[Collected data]
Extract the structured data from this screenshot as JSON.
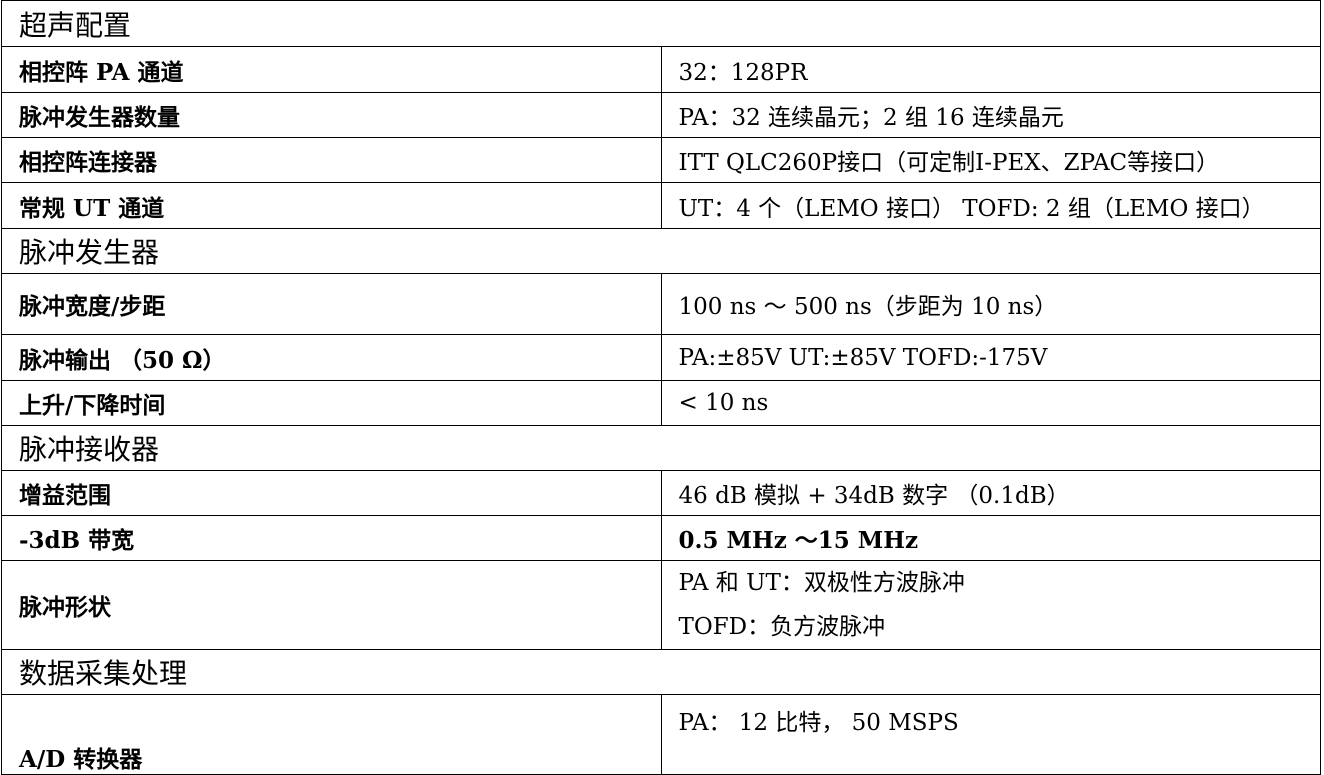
{
  "sections": [
    {
      "title": "超声配置",
      "rows": [
        {
          "label": "相控阵 PA 通道",
          "value": [
            "32：128PR"
          ]
        },
        {
          "label": "脉冲发生器数量",
          "value": [
            "PA：32 连续晶元；2 组 16 连续晶元"
          ]
        },
        {
          "label": "相控阵连接器",
          "value": [
            "ITT QLC260P接口（可定制I-PEX、ZPAC等接口）"
          ]
        },
        {
          "label": "常规 UT 通道",
          "value": [
            "UT：4 个（LEMO 接口）  TOFD: 2 组（LEMO 接口）"
          ]
        }
      ]
    },
    {
      "title": "脉冲发生器",
      "rows": [
        {
          "label": "脉冲宽度/步距",
          "value": [
            "100 ns ～ 500 ns（步距为 10 ns）"
          ]
        },
        {
          "label": "脉冲输出 （50 Ω）",
          "value": [
            "PA:±85V  UT:±85V  TOFD:-175V"
          ]
        },
        {
          "label": "上升/下降时间",
          "value": [
            "< 10 ns"
          ]
        }
      ]
    },
    {
      "title": "脉冲接收器",
      "rows": [
        {
          "label": "增益范围",
          "value": [
            "46 dB 模拟 + 34dB 数字 （0.1dB）"
          ]
        },
        {
          "label": "-3dB 带宽",
          "value": [
            "0.5 MHz ～15 MHz"
          ]
        },
        {
          "label": "脉冲形状",
          "value": [
            "PA 和 UT：双极性方波脉冲",
            "TOFD：负方波脉冲"
          ]
        }
      ]
    },
    {
      "title": "数据采集处理",
      "rows": [
        {
          "label": "A/D 转换器",
          "value": [
            "PA： 12 比特， 50 MSPS"
          ]
        }
      ]
    }
  ]
}
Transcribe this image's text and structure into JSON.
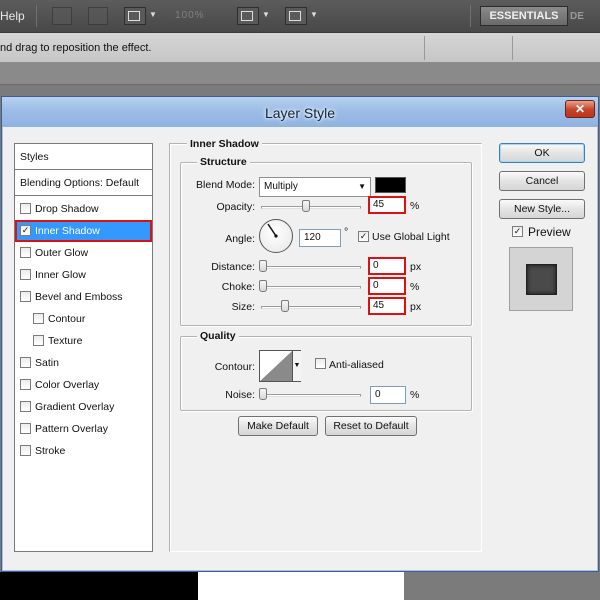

TO BE DONE
Copy the entries above faithfully and omit every image.

RESPONSE TO THE EXERCISE
Extract the structured data from this screenshot as JSON.
{
  "sections": [
    {
      "title": "超声配置",
      "rows": [
        {
          "label": "相控阵 PA 通道",
          "value": [
            "32：128PR"
          ]
        },
        {
          "label": "脉冲发生器数量",
          "value": [
            "PA：32 连续晶元；2 组 16 连续晶元"
          ]
        },
        {
          "label": "相控阵连接器",
          "value": [
            "ITT QLC260P接口（可定制I-PEX、ZPAC等接口）"
          ]
        },
        {
          "label": "常规 UT 通道",
          "value": [
            "UT：4 个（LEMO 接口）  TOFD: 2 组（LEMO 接口）"
          ]
        }
      ]
    },
    {
      "title": "脉冲发生器",
      "rows": [
        {
          "label": "脉冲宽度/步距",
          "value": [
            "100 ns ～ 500 ns（步距为 10 ns）"
          ]
        },
        {
          "label": "脉冲输出 （50 Ω）",
          "value": [
            "PA:±85V  UT:±85V  TOFD:-175V"
          ]
        },
        {
          "label": "上升/下降时间",
          "value": [
            "< 10 ns"
          ]
        }
      ]
    },
    {
      "title": "脉冲接收器",
      "rows": [
        {
          "label": "增益范围",
          "value": [
            "46 dB 模拟 + 34dB 数字 （0.1dB）"
          ]
        },
        {
          "label": "-3dB 带宽",
          "value": [
            "0.5 MHz ～15 MHz"
          ]
        },
        {
          "label": "脉冲形状",
          "value": [
            "PA 和 UT：双极性方波脉冲",
            "TOFD：负方波脉冲"
          ]
        }
      ]
    },
    {
      "title": "数据采集处理",
      "rows": [
        {
          "label": "A/D 转换器",
          "value": [
            "PA： 12 比特， 50 MSPS"
          ]
        }
      ]
    }
  ]
}
Transcribe this image's text and structure into JSON.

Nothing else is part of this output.